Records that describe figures
* * * * * * *
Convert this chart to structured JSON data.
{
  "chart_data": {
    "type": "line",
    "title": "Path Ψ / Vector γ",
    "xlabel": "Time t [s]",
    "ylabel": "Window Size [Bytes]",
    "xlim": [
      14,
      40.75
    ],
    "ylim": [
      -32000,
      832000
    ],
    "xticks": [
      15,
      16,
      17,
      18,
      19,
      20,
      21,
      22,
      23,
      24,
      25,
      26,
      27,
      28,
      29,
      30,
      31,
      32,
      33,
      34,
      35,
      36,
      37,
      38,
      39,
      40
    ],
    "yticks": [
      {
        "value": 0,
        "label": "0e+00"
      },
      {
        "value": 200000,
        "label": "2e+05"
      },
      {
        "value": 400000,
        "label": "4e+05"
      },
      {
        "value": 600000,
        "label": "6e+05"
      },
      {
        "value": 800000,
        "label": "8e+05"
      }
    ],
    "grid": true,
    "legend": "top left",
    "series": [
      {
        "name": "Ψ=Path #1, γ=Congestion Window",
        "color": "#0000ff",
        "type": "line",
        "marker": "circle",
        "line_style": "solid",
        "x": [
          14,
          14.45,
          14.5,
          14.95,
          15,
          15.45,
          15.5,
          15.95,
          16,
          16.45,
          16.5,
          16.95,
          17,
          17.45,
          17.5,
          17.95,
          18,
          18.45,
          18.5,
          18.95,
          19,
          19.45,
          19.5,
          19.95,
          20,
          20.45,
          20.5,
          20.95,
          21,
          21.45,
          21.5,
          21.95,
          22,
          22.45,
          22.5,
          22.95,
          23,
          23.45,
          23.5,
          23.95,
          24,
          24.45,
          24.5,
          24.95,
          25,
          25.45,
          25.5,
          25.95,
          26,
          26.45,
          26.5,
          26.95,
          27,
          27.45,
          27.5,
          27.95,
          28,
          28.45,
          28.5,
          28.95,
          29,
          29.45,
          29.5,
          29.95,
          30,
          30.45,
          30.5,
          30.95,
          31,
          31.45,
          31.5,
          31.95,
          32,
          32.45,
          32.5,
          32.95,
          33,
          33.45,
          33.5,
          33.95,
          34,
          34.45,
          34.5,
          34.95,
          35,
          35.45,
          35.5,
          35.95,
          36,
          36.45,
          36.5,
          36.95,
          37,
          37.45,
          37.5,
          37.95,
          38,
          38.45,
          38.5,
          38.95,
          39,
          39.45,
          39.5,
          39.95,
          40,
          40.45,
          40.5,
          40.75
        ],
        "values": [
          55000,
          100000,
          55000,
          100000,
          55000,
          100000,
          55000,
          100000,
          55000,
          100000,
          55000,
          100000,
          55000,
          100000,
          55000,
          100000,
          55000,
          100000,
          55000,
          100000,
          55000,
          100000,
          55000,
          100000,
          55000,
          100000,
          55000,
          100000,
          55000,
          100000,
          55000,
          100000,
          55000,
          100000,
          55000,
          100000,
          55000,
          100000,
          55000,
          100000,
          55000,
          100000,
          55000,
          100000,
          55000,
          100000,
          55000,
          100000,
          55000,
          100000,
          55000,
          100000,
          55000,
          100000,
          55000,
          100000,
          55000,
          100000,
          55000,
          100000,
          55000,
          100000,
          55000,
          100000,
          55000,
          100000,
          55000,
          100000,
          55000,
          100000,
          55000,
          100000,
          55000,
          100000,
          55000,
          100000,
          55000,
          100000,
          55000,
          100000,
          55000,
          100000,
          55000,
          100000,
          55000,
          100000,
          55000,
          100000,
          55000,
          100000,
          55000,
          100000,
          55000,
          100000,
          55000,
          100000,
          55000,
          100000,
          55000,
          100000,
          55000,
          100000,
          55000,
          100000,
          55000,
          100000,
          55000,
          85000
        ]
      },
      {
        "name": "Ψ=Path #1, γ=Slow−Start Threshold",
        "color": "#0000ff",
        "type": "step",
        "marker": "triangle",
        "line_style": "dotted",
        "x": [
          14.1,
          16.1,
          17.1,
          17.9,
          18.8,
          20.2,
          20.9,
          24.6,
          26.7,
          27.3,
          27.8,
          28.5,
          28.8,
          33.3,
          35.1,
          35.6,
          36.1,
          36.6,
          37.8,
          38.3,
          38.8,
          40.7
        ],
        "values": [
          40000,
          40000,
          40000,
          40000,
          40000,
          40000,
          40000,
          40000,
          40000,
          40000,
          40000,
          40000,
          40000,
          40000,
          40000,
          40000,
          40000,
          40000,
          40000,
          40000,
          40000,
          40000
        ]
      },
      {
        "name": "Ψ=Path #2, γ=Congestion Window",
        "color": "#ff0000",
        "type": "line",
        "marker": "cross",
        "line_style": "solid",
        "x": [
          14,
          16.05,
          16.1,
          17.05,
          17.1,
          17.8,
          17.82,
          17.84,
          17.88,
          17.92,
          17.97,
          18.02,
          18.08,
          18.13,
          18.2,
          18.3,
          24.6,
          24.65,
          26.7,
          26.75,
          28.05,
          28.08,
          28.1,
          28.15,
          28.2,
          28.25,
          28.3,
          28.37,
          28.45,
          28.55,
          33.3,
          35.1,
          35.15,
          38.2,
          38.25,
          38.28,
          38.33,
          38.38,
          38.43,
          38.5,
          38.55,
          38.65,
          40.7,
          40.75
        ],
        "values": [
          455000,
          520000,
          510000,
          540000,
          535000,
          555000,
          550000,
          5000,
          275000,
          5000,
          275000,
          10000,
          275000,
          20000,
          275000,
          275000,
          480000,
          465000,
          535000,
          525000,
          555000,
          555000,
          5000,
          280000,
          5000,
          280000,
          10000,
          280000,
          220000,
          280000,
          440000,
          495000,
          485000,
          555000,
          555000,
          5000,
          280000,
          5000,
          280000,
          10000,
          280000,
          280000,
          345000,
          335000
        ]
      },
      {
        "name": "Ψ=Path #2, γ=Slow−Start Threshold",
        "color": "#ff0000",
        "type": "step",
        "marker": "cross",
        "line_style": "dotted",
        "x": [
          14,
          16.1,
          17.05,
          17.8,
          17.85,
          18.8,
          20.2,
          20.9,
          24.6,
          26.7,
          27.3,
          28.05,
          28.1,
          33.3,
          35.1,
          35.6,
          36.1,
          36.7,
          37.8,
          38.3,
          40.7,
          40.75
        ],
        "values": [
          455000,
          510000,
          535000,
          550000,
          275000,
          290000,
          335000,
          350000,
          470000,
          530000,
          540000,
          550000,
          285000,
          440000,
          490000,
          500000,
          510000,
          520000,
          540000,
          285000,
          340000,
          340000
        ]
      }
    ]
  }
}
* * * * * * *
## What you will do
Print every entry exactly as written.

## Answer to the task
Convert this chart to structured JSON data.
{
  "chart_data": {
    "type": "line",
    "title": "Path Ψ / Vector γ",
    "xlabel": "Time t [s]",
    "ylabel": "Window Size [Bytes]",
    "xlim": [
      14,
      40.75
    ],
    "ylim": [
      -32000,
      832000
    ],
    "xticks": [
      15,
      16,
      17,
      18,
      19,
      20,
      21,
      22,
      23,
      24,
      25,
      26,
      27,
      28,
      29,
      30,
      31,
      32,
      33,
      34,
      35,
      36,
      37,
      38,
      39,
      40
    ],
    "yticks": [
      {
        "value": 0,
        "label": "0e+00"
      },
      {
        "value": 200000,
        "label": "2e+05"
      },
      {
        "value": 400000,
        "label": "4e+05"
      },
      {
        "value": 600000,
        "label": "6e+05"
      },
      {
        "value": 800000,
        "label": "8e+05"
      }
    ],
    "grid": true,
    "legend": "top left",
    "series": [
      {
        "name": "Ψ=Path #1, γ=Congestion Window",
        "color": "#0000ff",
        "type": "line",
        "marker": "circle",
        "line_style": "solid",
        "x": [
          14,
          14.45,
          14.5,
          14.95,
          15,
          15.45,
          15.5,
          15.95,
          16,
          16.45,
          16.5,
          16.95,
          17,
          17.45,
          17.5,
          17.95,
          18,
          18.45,
          18.5,
          18.95,
          19,
          19.45,
          19.5,
          19.95,
          20,
          20.45,
          20.5,
          20.95,
          21,
          21.45,
          21.5,
          21.95,
          22,
          22.45,
          22.5,
          22.95,
          23,
          23.45,
          23.5,
          23.95,
          24,
          24.45,
          24.5,
          24.95,
          25,
          25.45,
          25.5,
          25.95,
          26,
          26.45,
          26.5,
          26.95,
          27,
          27.45,
          27.5,
          27.95,
          28,
          28.45,
          28.5,
          28.95,
          29,
          29.45,
          29.5,
          29.95,
          30,
          30.45,
          30.5,
          30.95,
          31,
          31.45,
          31.5,
          31.95,
          32,
          32.45,
          32.5,
          32.95,
          33,
          33.45,
          33.5,
          33.95,
          34,
          34.45,
          34.5,
          34.95,
          35,
          35.45,
          35.5,
          35.95,
          36,
          36.45,
          36.5,
          36.95,
          37,
          37.45,
          37.5,
          37.95,
          38,
          38.45,
          38.5,
          38.95,
          39,
          39.45,
          39.5,
          39.95,
          40,
          40.45,
          40.5,
          40.75
        ],
        "values": [
          55000,
          100000,
          55000,
          100000,
          55000,
          100000,
          55000,
          100000,
          55000,
          100000,
          55000,
          100000,
          55000,
          100000,
          55000,
          100000,
          55000,
          100000,
          55000,
          100000,
          55000,
          100000,
          55000,
          100000,
          55000,
          100000,
          55000,
          100000,
          55000,
          100000,
          55000,
          100000,
          55000,
          100000,
          55000,
          100000,
          55000,
          100000,
          55000,
          100000,
          55000,
          100000,
          55000,
          100000,
          55000,
          100000,
          55000,
          100000,
          55000,
          100000,
          55000,
          100000,
          55000,
          100000,
          55000,
          100000,
          55000,
          100000,
          55000,
          100000,
          55000,
          100000,
          55000,
          100000,
          55000,
          100000,
          55000,
          100000,
          55000,
          100000,
          55000,
          100000,
          55000,
          100000,
          55000,
          100000,
          55000,
          100000,
          55000,
          100000,
          55000,
          100000,
          55000,
          100000,
          55000,
          100000,
          55000,
          100000,
          55000,
          100000,
          55000,
          100000,
          55000,
          100000,
          55000,
          100000,
          55000,
          100000,
          55000,
          100000,
          55000,
          100000,
          55000,
          100000,
          55000,
          100000,
          55000,
          85000
        ]
      },
      {
        "name": "Ψ=Path #1, γ=Slow−Start Threshold",
        "color": "#0000ff",
        "type": "step",
        "marker": "triangle",
        "line_style": "dotted",
        "x": [
          14.1,
          16.1,
          17.1,
          17.9,
          18.8,
          20.2,
          20.9,
          24.6,
          26.7,
          27.3,
          27.8,
          28.5,
          28.8,
          33.3,
          35.1,
          35.6,
          36.1,
          36.6,
          37.8,
          38.3,
          38.8,
          40.7
        ],
        "values": [
          40000,
          40000,
          40000,
          40000,
          40000,
          40000,
          40000,
          40000,
          40000,
          40000,
          40000,
          40000,
          40000,
          40000,
          40000,
          40000,
          40000,
          40000,
          40000,
          40000,
          40000,
          40000
        ]
      },
      {
        "name": "Ψ=Path #2, γ=Congestion Window",
        "color": "#ff0000",
        "type": "line",
        "marker": "cross",
        "line_style": "solid",
        "x": [
          14,
          16.05,
          16.1,
          17.05,
          17.1,
          17.8,
          17.82,
          17.84,
          17.88,
          17.92,
          17.97,
          18.02,
          18.08,
          18.13,
          18.2,
          18.3,
          24.6,
          24.65,
          26.7,
          26.75,
          28.05,
          28.08,
          28.1,
          28.15,
          28.2,
          28.25,
          28.3,
          28.37,
          28.45,
          28.55,
          33.3,
          35.1,
          35.15,
          38.2,
          38.25,
          38.28,
          38.33,
          38.38,
          38.43,
          38.5,
          38.55,
          38.65,
          40.7,
          40.75
        ],
        "values": [
          455000,
          520000,
          510000,
          540000,
          535000,
          555000,
          550000,
          5000,
          275000,
          5000,
          275000,
          10000,
          275000,
          20000,
          275000,
          275000,
          480000,
          465000,
          535000,
          525000,
          555000,
          555000,
          5000,
          280000,
          5000,
          280000,
          10000,
          280000,
          220000,
          280000,
          440000,
          495000,
          485000,
          555000,
          555000,
          5000,
          280000,
          5000,
          280000,
          10000,
          280000,
          280000,
          345000,
          335000
        ]
      },
      {
        "name": "Ψ=Path #2, γ=Slow−Start Threshold",
        "color": "#ff0000",
        "type": "step",
        "marker": "cross",
        "line_style": "dotted",
        "x": [
          14,
          16.1,
          17.05,
          17.8,
          17.85,
          18.8,
          20.2,
          20.9,
          24.6,
          26.7,
          27.3,
          28.05,
          28.1,
          33.3,
          35.1,
          35.6,
          36.1,
          36.7,
          37.8,
          38.3,
          40.7,
          40.75
        ],
        "values": [
          455000,
          510000,
          535000,
          550000,
          275000,
          290000,
          335000,
          350000,
          470000,
          530000,
          540000,
          550000,
          285000,
          440000,
          490000,
          500000,
          510000,
          520000,
          540000,
          285000,
          340000,
          340000
        ]
      }
    ]
  }
}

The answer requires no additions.